Short task => Output all of the data below exactly as given.

— BEGIN —

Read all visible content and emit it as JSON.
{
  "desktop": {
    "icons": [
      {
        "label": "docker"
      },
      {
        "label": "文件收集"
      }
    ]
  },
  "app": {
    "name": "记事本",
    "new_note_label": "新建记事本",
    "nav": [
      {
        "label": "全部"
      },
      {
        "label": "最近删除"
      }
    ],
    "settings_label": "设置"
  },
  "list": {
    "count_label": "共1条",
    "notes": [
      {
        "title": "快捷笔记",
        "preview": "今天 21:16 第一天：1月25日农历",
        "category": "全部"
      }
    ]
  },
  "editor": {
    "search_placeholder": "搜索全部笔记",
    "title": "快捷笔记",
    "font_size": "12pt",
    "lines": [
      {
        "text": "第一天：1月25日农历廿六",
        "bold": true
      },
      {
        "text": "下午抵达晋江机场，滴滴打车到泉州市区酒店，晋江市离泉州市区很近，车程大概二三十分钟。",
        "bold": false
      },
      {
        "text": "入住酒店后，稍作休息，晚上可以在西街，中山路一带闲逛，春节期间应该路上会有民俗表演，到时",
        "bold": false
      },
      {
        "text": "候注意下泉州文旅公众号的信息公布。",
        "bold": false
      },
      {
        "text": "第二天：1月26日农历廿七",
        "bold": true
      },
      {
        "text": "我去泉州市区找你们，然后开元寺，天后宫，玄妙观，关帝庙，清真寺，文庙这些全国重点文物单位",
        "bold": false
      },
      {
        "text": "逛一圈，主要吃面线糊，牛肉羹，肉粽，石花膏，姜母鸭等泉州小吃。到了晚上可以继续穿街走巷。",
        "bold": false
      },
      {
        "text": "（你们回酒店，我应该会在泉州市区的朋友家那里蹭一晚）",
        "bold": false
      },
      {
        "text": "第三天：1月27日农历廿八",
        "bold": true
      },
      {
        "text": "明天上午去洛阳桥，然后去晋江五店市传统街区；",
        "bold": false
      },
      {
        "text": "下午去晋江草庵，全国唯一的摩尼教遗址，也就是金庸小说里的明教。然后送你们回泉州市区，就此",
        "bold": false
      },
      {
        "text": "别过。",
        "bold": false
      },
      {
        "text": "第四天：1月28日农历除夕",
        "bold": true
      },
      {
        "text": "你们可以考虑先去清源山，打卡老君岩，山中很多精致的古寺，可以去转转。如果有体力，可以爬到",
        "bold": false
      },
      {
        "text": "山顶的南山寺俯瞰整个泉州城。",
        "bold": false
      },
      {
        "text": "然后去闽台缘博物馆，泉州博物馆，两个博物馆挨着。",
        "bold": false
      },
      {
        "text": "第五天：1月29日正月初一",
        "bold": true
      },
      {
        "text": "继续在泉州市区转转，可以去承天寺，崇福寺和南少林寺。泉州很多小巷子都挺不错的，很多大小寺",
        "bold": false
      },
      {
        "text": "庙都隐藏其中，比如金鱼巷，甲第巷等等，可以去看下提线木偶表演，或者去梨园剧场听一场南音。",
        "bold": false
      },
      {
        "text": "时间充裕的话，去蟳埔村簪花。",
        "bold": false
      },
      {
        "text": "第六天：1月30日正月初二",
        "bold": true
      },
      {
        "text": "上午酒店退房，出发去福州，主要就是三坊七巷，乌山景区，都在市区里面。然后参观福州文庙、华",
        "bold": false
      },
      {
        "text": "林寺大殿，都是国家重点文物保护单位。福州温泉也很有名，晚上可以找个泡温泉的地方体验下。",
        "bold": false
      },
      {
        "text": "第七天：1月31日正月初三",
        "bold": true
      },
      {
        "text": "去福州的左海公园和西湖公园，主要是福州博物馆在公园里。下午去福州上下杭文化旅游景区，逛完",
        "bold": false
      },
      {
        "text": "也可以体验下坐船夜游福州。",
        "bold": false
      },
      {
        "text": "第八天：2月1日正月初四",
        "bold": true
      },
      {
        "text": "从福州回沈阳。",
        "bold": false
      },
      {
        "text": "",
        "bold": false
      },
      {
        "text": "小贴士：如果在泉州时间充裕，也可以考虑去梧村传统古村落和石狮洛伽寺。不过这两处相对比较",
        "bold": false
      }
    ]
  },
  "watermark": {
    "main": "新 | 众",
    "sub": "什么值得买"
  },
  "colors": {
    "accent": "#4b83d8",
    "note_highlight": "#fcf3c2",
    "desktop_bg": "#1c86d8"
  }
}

— END —

Output for this task =>
Read all visible content and emit it as JSON.
{
  "desktop": {
    "icons": [
      {
        "label": "docker"
      },
      {
        "label": "文件收集"
      }
    ]
  },
  "app": {
    "name": "记事本",
    "new_note_label": "新建记事本",
    "nav": [
      {
        "label": "全部"
      },
      {
        "label": "最近删除"
      }
    ],
    "settings_label": "设置"
  },
  "list": {
    "count_label": "共1条",
    "notes": [
      {
        "title": "快捷笔记",
        "preview": "今天 21:16 第一天：1月25日农历",
        "category": "全部"
      }
    ]
  },
  "editor": {
    "search_placeholder": "搜索全部笔记",
    "title": "快捷笔记",
    "font_size": "12pt",
    "lines": [
      {
        "text": "第一天：1月25日农历廿六",
        "bold": true
      },
      {
        "text": "下午抵达晋江机场，滴滴打车到泉州市区酒店，晋江市离泉州市区很近，车程大概二三十分钟。",
        "bold": false
      },
      {
        "text": "入住酒店后，稍作休息，晚上可以在西街，中山路一带闲逛，春节期间应该路上会有民俗表演，到时",
        "bold": false
      },
      {
        "text": "候注意下泉州文旅公众号的信息公布。",
        "bold": false
      },
      {
        "text": "第二天：1月26日农历廿七",
        "bold": true
      },
      {
        "text": "我去泉州市区找你们，然后开元寺，天后宫，玄妙观，关帝庙，清真寺，文庙这些全国重点文物单位",
        "bold": false
      },
      {
        "text": "逛一圈，主要吃面线糊，牛肉羹，肉粽，石花膏，姜母鸭等泉州小吃。到了晚上可以继续穿街走巷。",
        "bold": false
      },
      {
        "text": "（你们回酒店，我应该会在泉州市区的朋友家那里蹭一晚）",
        "bold": false
      },
      {
        "text": "第三天：1月27日农历廿八",
        "bold": true
      },
      {
        "text": "明天上午去洛阳桥，然后去晋江五店市传统街区；",
        "bold": false
      },
      {
        "text": "下午去晋江草庵，全国唯一的摩尼教遗址，也就是金庸小说里的明教。然后送你们回泉州市区，就此",
        "bold": false
      },
      {
        "text": "别过。",
        "bold": false
      },
      {
        "text": "第四天：1月28日农历除夕",
        "bold": true
      },
      {
        "text": "你们可以考虑先去清源山，打卡老君岩，山中很多精致的古寺，可以去转转。如果有体力，可以爬到",
        "bold": false
      },
      {
        "text": "山顶的南山寺俯瞰整个泉州城。",
        "bold": false
      },
      {
        "text": "然后去闽台缘博物馆，泉州博物馆，两个博物馆挨着。",
        "bold": false
      },
      {
        "text": "第五天：1月29日正月初一",
        "bold": true
      },
      {
        "text": "继续在泉州市区转转，可以去承天寺，崇福寺和南少林寺。泉州很多小巷子都挺不错的，很多大小寺",
        "bold": false
      },
      {
        "text": "庙都隐藏其中，比如金鱼巷，甲第巷等等，可以去看下提线木偶表演，或者去梨园剧场听一场南音。",
        "bold": false
      },
      {
        "text": "时间充裕的话，去蟳埔村簪花。",
        "bold": false
      },
      {
        "text": "第六天：1月30日正月初二",
        "bold": true
      },
      {
        "text": "上午酒店退房，出发去福州，主要就是三坊七巷，乌山景区，都在市区里面。然后参观福州文庙、华",
        "bold": false
      },
      {
        "text": "林寺大殿，都是国家重点文物保护单位。福州温泉也很有名，晚上可以找个泡温泉的地方体验下。",
        "bold": false
      },
      {
        "text": "第七天：1月31日正月初三",
        "bold": true
      },
      {
        "text": "去福州的左海公园和西湖公园，主要是福州博物馆在公园里。下午去福州上下杭文化旅游景区，逛完",
        "bold": false
      },
      {
        "text": "也可以体验下坐船夜游福州。",
        "bold": false
      },
      {
        "text": "第八天：2月1日正月初四",
        "bold": true
      },
      {
        "text": "从福州回沈阳。",
        "bold": false
      },
      {
        "text": "",
        "bold": false
      },
      {
        "text": "小贴士：如果在泉州时间充裕，也可以考虑去梧村传统古村落和石狮洛伽寺。不过这两处相对比较",
        "bold": false
      }
    ]
  },
  "watermark": {
    "main": "新 | 众",
    "sub": "什么值得买"
  },
  "colors": {
    "accent": "#4b83d8",
    "note_highlight": "#fcf3c2",
    "desktop_bg": "#1c86d8"
  }
}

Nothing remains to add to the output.